(Some records)
'''
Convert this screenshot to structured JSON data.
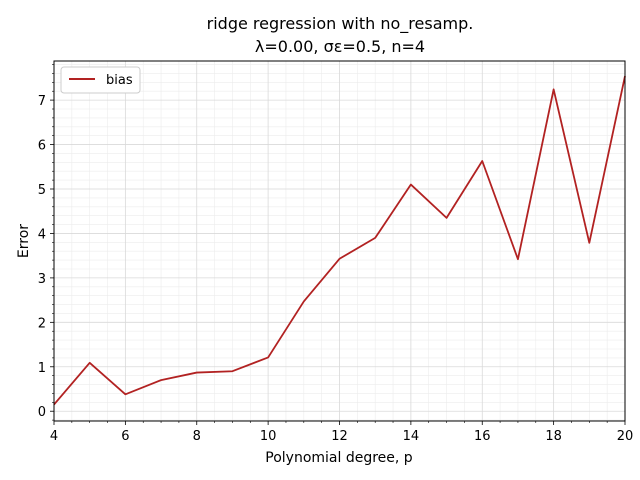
{
  "chart_data": {
    "type": "line",
    "title_line1": "ridge regression with no_resamp.",
    "title_line2": "λ=0.00,  σε=0.5,  n=4",
    "xlabel": "Polynomial degree, p",
    "ylabel": "Error",
    "xlim": [
      4,
      20
    ],
    "ylim": [
      -0.22,
      7.88
    ],
    "xticks": [
      4,
      6,
      8,
      10,
      12,
      14,
      16,
      18,
      20
    ],
    "yticks": [
      0,
      1,
      2,
      3,
      4,
      5,
      6,
      7
    ],
    "grid": true,
    "legend_position": "top-left",
    "series": [
      {
        "name": "bias",
        "color": "#b22222",
        "x": [
          4,
          5,
          6,
          7,
          8,
          9,
          10,
          11,
          12,
          13,
          14,
          15,
          16,
          17,
          18,
          19,
          20
        ],
        "y": [
          0.15,
          1.09,
          0.38,
          0.7,
          0.87,
          0.9,
          1.21,
          2.47,
          3.43,
          3.9,
          5.1,
          4.35,
          5.63,
          3.42,
          7.24,
          3.79,
          7.54
        ]
      }
    ]
  }
}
'''
• **Task details**
The records above are to be quoted exactly, with all pictures left out.

• **Reply to the task**
Convert this screenshot to structured JSON data.
{
  "chart_data": {
    "type": "line",
    "title_line1": "ridge regression with no_resamp.",
    "title_line2": "λ=0.00,  σε=0.5,  n=4",
    "xlabel": "Polynomial degree, p",
    "ylabel": "Error",
    "xlim": [
      4,
      20
    ],
    "ylim": [
      -0.22,
      7.88
    ],
    "xticks": [
      4,
      6,
      8,
      10,
      12,
      14,
      16,
      18,
      20
    ],
    "yticks": [
      0,
      1,
      2,
      3,
      4,
      5,
      6,
      7
    ],
    "grid": true,
    "legend_position": "top-left",
    "series": [
      {
        "name": "bias",
        "color": "#b22222",
        "x": [
          4,
          5,
          6,
          7,
          8,
          9,
          10,
          11,
          12,
          13,
          14,
          15,
          16,
          17,
          18,
          19,
          20
        ],
        "y": [
          0.15,
          1.09,
          0.38,
          0.7,
          0.87,
          0.9,
          1.21,
          2.47,
          3.43,
          3.9,
          5.1,
          4.35,
          5.63,
          3.42,
          7.24,
          3.79,
          7.54
        ]
      }
    ]
  }
}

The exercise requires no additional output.